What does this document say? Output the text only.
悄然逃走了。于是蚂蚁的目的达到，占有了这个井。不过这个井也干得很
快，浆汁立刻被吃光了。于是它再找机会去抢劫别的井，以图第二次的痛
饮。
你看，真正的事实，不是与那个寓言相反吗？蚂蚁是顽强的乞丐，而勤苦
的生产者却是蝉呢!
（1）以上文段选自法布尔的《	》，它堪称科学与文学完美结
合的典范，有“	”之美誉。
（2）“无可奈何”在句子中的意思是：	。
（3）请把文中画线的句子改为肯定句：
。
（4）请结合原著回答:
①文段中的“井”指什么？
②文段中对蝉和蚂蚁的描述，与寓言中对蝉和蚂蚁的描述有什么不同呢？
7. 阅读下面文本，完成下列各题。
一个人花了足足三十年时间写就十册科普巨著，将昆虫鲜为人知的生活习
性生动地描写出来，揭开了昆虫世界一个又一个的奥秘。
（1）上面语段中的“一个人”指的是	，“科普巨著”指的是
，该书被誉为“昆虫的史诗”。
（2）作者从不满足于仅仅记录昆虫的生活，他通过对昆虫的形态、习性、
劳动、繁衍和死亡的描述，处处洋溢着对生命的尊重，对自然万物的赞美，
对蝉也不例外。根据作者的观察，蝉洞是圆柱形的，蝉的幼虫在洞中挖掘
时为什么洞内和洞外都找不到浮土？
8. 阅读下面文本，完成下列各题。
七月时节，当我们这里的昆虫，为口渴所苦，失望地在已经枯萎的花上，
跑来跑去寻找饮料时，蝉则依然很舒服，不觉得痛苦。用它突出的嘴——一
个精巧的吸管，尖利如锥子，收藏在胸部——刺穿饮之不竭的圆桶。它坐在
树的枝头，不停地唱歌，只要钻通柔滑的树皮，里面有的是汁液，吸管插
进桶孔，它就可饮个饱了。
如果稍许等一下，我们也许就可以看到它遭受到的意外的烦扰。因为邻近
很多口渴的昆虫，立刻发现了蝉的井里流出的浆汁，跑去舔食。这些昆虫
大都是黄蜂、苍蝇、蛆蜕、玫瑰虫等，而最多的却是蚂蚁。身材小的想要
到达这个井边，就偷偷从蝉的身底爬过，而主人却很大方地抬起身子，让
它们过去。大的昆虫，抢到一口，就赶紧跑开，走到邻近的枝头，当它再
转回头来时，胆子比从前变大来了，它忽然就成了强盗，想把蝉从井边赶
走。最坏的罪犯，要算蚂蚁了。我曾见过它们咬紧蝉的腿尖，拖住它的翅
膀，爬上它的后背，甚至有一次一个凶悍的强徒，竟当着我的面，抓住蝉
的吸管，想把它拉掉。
+===+
> _What needs to be done_:
Extract all of the data exactly as written.

> _Reply to the task_:
What does this document say? Output the text only.
悄然逃走了。于是蚂蚁的目的达到，占有了这个井。不过这个井也干得很
快，浆汁立刻被吃光了。于是它再找机会去抢劫别的井，以图第二次的痛
饮。
你看，真正的事实，不是与那个寓言相反吗？蚂蚁是顽强的乞丐，而勤苦
的生产者却是蝉呢!
（1）以上文段选自法布尔的《	》，它堪称科学与文学完美结
合的典范，有“	”之美誉。
（2）“无可奈何”在句子中的意思是：	。
（3）请把文中画线的句子改为肯定句：
。
（4）请结合原著回答:
①文段中的“井”指什么？
②文段中对蝉和蚂蚁的描述，与寓言中对蝉和蚂蚁的描述有什么不同呢？
7. 阅读下面文本，完成下列各题。
一个人花了足足三十年时间写就十册科普巨著，将昆虫鲜为人知的生活习
性生动地描写出来，揭开了昆虫世界一个又一个的奥秘。
（1）上面语段中的“一个人”指的是	，“科普巨著”指的是
，该书被誉为“昆虫的史诗”。
（2）作者从不满足于仅仅记录昆虫的生活，他通过对昆虫的形态、习性、
劳动、繁衍和死亡的描述，处处洋溢着对生命的尊重，对自然万物的赞美，
对蝉也不例外。根据作者的观察，蝉洞是圆柱形的，蝉的幼虫在洞中挖掘
时为什么洞内和洞外都找不到浮土？
8. 阅读下面文本，完成下列各题。
七月时节，当我们这里的昆虫，为口渴所苦，失望地在已经枯萎的花上，
跑来跑去寻找饮料时，蝉则依然很舒服，不觉得痛苦。用它突出的嘴——一
个精巧的吸管，尖利如锥子，收藏在胸部——刺穿饮之不竭的圆桶。它坐在
树的枝头，不停地唱歌，只要钻通柔滑的树皮，里面有的是汁液，吸管插
进桶孔，它就可饮个饱了。
如果稍许等一下，我们也许就可以看到它遭受到的意外的烦扰。因为邻近
很多口渴的昆虫，立刻发现了蝉的井里流出的浆汁，跑去舔食。这些昆虫
大都是黄蜂、苍蝇、蛆蜕、玫瑰虫等，而最多的却是蚂蚁。身材小的想要
到达这个井边，就偷偷从蝉的身底爬过，而主人却很大方地抬起身子，让
它们过去。大的昆虫，抢到一口，就赶紧跑开，走到邻近的枝头，当它再
转回头来时，胆子比从前变大来了，它忽然就成了强盗，想把蝉从井边赶
走。最坏的罪犯，要算蚂蚁了。我曾见过它们咬紧蝉的腿尖，拖住它的翅
膀，爬上它的后背，甚至有一次一个凶悍的强徒，竟当着我的面，抓住蝉
的吸管，想把它拉掉。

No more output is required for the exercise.